**INPUT:**
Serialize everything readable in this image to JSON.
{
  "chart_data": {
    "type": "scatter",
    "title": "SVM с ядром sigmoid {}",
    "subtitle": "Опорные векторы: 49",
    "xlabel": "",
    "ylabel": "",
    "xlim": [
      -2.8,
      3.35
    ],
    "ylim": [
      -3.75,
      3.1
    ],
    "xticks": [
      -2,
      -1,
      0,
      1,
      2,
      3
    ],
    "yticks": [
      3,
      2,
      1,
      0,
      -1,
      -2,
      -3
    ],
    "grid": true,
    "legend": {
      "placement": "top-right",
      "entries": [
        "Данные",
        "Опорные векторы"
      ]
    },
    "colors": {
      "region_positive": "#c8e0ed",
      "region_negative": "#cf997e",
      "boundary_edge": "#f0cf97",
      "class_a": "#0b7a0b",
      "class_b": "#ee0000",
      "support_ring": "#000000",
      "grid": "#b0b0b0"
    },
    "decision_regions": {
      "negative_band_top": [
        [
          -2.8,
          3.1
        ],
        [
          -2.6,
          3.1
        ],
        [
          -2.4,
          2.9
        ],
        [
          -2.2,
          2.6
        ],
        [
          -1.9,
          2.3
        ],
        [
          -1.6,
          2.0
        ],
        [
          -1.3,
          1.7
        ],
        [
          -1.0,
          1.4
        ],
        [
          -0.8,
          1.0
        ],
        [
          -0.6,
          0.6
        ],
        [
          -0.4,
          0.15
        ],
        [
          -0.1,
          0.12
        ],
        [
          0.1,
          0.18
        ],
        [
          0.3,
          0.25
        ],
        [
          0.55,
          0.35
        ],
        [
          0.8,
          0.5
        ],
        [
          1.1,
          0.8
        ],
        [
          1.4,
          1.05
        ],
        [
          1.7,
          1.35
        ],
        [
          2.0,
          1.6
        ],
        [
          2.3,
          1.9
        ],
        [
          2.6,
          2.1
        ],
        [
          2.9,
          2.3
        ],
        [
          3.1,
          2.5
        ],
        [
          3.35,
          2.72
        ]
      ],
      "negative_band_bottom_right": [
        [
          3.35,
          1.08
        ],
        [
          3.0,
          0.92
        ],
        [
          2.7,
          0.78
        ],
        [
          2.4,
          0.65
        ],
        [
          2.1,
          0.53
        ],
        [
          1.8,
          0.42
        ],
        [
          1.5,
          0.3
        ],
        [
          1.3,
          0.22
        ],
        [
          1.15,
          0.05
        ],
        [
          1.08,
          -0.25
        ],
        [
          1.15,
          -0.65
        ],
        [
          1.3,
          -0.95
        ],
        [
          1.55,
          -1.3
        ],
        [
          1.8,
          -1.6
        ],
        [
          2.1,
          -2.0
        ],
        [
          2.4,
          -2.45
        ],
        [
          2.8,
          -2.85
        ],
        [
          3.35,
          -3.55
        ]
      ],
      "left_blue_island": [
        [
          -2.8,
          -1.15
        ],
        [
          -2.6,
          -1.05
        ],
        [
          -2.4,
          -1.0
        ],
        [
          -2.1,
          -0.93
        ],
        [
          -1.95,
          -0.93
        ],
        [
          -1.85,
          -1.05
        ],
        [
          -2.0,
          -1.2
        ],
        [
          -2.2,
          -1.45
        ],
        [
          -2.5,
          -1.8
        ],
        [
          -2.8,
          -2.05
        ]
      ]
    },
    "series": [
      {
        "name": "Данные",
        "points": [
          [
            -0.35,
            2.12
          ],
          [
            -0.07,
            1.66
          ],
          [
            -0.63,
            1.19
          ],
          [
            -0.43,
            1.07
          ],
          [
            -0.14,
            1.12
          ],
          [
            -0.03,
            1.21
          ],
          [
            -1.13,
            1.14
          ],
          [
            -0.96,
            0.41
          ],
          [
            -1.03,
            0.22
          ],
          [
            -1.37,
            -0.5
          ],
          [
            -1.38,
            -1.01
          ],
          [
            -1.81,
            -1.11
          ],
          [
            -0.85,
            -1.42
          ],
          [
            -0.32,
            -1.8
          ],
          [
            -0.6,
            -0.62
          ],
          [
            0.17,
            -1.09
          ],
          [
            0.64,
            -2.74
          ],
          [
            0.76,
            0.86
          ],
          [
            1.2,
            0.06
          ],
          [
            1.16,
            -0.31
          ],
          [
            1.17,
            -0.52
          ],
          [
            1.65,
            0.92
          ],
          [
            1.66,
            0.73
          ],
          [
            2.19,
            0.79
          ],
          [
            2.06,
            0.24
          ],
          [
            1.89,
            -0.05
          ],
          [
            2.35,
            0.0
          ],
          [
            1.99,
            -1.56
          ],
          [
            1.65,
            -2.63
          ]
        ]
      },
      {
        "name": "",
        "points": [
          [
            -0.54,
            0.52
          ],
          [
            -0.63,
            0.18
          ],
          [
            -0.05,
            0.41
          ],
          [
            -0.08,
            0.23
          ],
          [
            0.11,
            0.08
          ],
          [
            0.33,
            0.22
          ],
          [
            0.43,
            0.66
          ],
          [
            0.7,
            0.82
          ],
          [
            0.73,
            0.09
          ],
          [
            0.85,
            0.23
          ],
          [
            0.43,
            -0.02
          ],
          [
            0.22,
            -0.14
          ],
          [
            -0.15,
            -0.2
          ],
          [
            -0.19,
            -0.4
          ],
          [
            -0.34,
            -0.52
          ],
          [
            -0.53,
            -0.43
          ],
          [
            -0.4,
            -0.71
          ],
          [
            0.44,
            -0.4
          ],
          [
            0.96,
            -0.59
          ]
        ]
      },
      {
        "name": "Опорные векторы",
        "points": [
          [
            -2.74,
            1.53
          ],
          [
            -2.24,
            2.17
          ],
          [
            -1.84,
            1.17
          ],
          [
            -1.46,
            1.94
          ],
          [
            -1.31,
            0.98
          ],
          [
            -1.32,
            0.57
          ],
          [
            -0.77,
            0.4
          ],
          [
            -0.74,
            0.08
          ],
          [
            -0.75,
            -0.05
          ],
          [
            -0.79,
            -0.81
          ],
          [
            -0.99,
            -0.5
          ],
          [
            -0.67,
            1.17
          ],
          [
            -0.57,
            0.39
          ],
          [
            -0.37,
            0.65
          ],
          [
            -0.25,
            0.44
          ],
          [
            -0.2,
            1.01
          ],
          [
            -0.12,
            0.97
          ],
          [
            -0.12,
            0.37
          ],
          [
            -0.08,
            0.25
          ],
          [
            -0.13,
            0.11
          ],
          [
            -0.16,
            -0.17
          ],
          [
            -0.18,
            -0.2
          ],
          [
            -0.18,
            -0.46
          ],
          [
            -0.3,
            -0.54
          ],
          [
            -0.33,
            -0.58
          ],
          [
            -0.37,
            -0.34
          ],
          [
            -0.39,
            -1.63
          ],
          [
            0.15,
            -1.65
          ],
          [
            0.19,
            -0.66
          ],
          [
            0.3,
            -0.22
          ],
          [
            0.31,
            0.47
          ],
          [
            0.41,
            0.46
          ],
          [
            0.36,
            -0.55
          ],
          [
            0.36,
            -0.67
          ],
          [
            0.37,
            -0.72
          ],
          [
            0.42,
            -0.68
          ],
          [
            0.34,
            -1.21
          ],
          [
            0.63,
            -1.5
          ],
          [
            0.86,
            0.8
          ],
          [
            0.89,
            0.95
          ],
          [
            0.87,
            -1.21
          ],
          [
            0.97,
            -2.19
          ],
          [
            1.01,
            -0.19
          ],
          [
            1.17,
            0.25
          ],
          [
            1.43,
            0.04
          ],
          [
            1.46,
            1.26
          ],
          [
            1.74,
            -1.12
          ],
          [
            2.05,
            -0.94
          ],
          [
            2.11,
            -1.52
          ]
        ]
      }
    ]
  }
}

**CHALLENGE:**
Copy out the lines that hold "векторы".

**WRITTEN SOLUTION:**
    "subtitle": "Опорные векторы: 49",
        "Опорные векторы"
        "name": "Опорные векторы",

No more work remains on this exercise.